Short task: Every record must be repeated exactly, with no omission.

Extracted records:
Start
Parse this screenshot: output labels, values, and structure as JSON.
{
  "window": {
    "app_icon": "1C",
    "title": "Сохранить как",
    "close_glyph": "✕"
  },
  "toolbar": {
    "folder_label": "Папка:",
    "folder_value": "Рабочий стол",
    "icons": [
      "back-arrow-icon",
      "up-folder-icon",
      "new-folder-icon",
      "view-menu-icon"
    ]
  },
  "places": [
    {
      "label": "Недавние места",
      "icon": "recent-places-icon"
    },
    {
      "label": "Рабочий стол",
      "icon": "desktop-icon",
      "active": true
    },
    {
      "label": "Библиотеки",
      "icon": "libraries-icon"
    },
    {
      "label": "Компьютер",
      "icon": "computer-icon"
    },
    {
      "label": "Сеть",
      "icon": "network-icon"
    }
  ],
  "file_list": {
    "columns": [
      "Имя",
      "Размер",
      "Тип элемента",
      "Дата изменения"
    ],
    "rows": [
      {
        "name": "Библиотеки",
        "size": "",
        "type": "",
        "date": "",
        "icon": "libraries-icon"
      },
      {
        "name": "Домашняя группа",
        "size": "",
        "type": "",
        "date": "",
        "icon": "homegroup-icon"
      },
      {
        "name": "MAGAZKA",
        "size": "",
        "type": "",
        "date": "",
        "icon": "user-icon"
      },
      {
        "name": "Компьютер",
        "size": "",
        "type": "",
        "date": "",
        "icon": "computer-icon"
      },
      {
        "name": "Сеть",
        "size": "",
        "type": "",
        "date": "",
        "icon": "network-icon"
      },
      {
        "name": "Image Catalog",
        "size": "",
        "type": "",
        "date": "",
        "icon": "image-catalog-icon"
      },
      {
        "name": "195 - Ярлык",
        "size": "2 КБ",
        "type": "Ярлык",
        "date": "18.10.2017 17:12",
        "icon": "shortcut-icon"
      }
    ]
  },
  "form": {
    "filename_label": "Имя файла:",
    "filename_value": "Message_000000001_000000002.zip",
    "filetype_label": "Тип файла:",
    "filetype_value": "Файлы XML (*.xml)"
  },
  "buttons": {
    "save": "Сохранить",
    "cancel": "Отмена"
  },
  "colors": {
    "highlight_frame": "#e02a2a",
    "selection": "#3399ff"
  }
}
End
Problem solution:
Parse this screenshot: output labels, values, and structure as JSON.
{
  "window": {
    "app_icon": "1C",
    "title": "Сохранить как",
    "close_glyph": "✕"
  },
  "toolbar": {
    "folder_label": "Папка:",
    "folder_value": "Рабочий стол",
    "icons": [
      "back-arrow-icon",
      "up-folder-icon",
      "new-folder-icon",
      "view-menu-icon"
    ]
  },
  "places": [
    {
      "label": "Недавние места",
      "icon": "recent-places-icon"
    },
    {
      "label": "Рабочий стол",
      "icon": "desktop-icon",
      "active": true
    },
    {
      "label": "Библиотеки",
      "icon": "libraries-icon"
    },
    {
      "label": "Компьютер",
      "icon": "computer-icon"
    },
    {
      "label": "Сеть",
      "icon": "network-icon"
    }
  ],
  "file_list": {
    "columns": [
      "Имя",
      "Размер",
      "Тип элемента",
      "Дата изменения"
    ],
    "rows": [
      {
        "name": "Библиотеки",
        "size": "",
        "type": "",
        "date": "",
        "icon": "libraries-icon"
      },
      {
        "name": "Домашняя группа",
        "size": "",
        "type": "",
        "date": "",
        "icon": "homegroup-icon"
      },
      {
        "name": "MAGAZKA",
        "size": "",
        "type": "",
        "date": "",
        "icon": "user-icon"
      },
      {
        "name": "Компьютер",
        "size": "",
        "type": "",
        "date": "",
        "icon": "computer-icon"
      },
      {
        "name": "Сеть",
        "size": "",
        "type": "",
        "date": "",
        "icon": "network-icon"
      },
      {
        "name": "Image Catalog",
        "size": "",
        "type": "",
        "date": "",
        "icon": "image-catalog-icon"
      },
      {
        "name": "195 - Ярлык",
        "size": "2 КБ",
        "type": "Ярлык",
        "date": "18.10.2017 17:12",
        "icon": "shortcut-icon"
      }
    ]
  },
  "form": {
    "filename_label": "Имя файла:",
    "filename_value": "Message_000000001_000000002.zip",
    "filetype_label": "Тип файла:",
    "filetype_value": "Файлы XML (*.xml)"
  },
  "buttons": {
    "save": "Сохранить",
    "cancel": "Отмена"
  },
  "colors": {
    "highlight_frame": "#e02a2a",
    "selection": "#3399ff"
  }
}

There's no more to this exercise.